*** Records to process

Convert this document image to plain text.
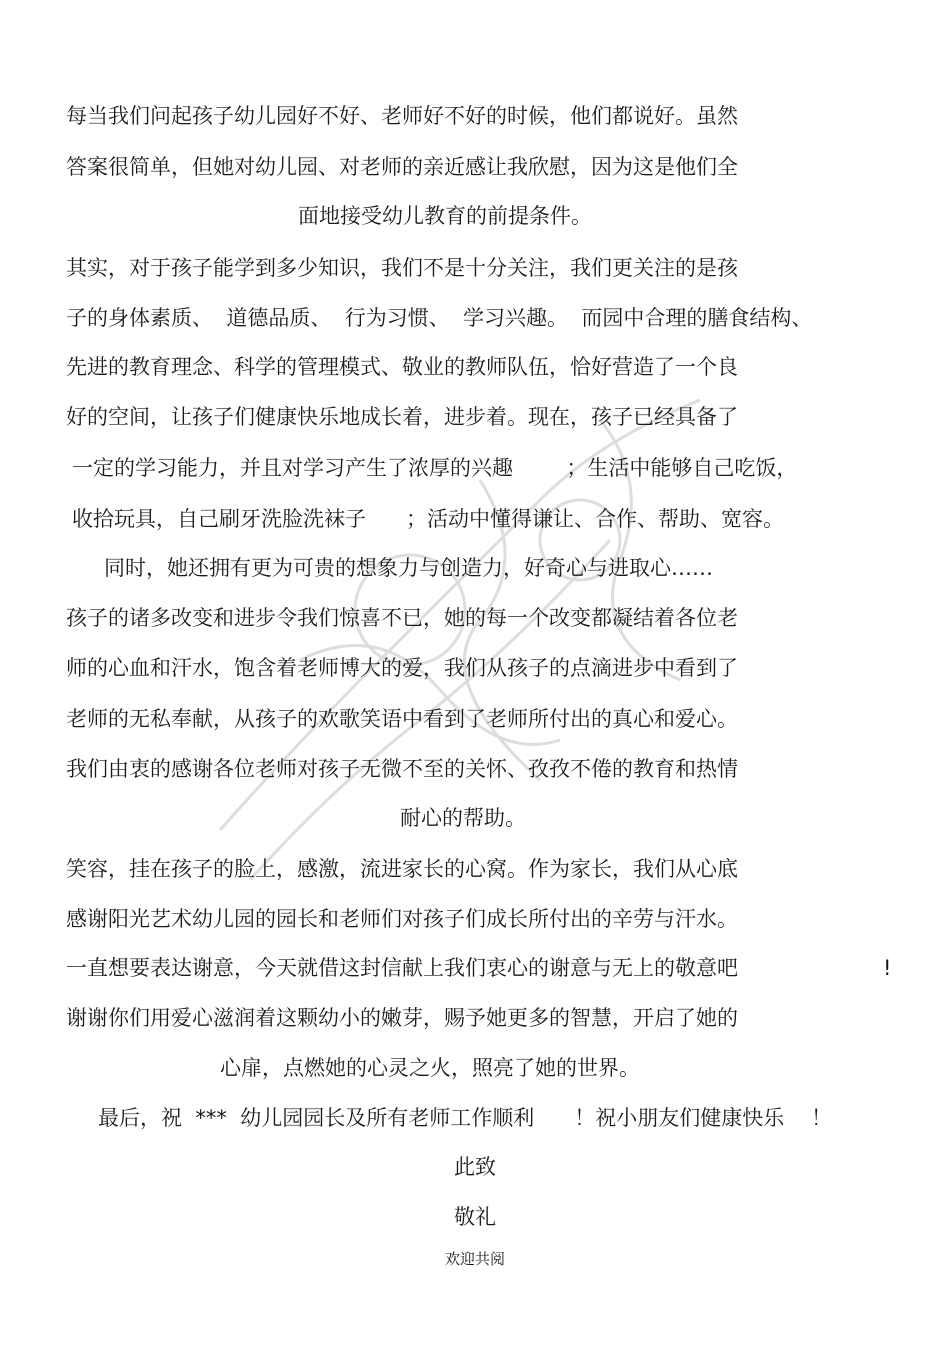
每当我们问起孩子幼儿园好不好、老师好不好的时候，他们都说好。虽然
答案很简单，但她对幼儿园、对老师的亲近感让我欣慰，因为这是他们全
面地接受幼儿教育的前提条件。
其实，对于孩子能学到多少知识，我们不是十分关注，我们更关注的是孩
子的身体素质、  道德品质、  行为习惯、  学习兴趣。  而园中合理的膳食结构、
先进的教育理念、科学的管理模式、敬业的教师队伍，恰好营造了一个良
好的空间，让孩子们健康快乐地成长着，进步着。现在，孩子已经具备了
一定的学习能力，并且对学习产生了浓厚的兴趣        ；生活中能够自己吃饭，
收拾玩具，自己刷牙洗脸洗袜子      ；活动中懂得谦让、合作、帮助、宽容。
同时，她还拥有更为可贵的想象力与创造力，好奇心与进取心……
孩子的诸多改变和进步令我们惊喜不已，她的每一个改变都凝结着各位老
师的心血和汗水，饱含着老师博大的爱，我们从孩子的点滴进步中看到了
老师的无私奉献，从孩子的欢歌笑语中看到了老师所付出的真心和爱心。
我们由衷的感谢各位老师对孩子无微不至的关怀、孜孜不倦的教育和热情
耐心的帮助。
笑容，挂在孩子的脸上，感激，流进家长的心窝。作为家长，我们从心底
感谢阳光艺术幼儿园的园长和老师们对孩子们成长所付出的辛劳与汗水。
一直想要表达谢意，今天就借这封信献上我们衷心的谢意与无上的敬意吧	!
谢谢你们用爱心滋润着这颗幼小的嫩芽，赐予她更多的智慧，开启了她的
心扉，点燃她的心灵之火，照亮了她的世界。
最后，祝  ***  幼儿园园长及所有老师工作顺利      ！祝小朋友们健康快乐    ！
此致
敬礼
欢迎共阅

******
*** Records to process

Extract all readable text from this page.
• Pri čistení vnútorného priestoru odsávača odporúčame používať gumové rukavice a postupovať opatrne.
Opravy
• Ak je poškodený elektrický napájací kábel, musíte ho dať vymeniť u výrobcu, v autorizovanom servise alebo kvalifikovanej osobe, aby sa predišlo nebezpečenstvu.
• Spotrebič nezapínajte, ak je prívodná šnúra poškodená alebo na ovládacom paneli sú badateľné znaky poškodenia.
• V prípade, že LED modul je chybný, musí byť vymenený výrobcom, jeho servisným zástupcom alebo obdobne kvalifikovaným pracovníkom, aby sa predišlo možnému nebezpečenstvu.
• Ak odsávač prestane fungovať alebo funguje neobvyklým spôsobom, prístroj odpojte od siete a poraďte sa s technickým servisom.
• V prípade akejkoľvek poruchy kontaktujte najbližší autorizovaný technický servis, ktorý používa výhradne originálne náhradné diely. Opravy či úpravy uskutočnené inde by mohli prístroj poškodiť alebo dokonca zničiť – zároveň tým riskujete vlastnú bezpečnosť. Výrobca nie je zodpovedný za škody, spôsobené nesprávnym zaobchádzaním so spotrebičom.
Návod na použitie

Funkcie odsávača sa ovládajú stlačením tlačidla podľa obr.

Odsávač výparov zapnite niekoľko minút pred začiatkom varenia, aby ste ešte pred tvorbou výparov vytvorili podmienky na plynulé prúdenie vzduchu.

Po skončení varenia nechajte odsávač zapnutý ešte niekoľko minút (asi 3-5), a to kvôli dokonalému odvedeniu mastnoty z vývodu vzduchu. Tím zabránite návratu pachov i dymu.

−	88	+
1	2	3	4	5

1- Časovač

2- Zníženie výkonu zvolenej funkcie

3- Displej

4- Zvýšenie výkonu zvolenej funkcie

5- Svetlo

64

******

The exercise:
Copy down every line of the entries containing the word "nebezpečenstvu".

The solution:
• Ak je poškodený elektrický napájací kábel, musíte ho dať vymeniť u výrobcu, v autorizovanom servise alebo kvalifikovanej osobe, aby sa predišlo nebezpečenstvu.
• V prípade, že LED modul je chybný, musí byť vymenený výrobcom, jeho servisným zástupcom alebo obdobne kvalifikovaným pracovníkom, aby sa predišlo možnému nebezpečenstvu.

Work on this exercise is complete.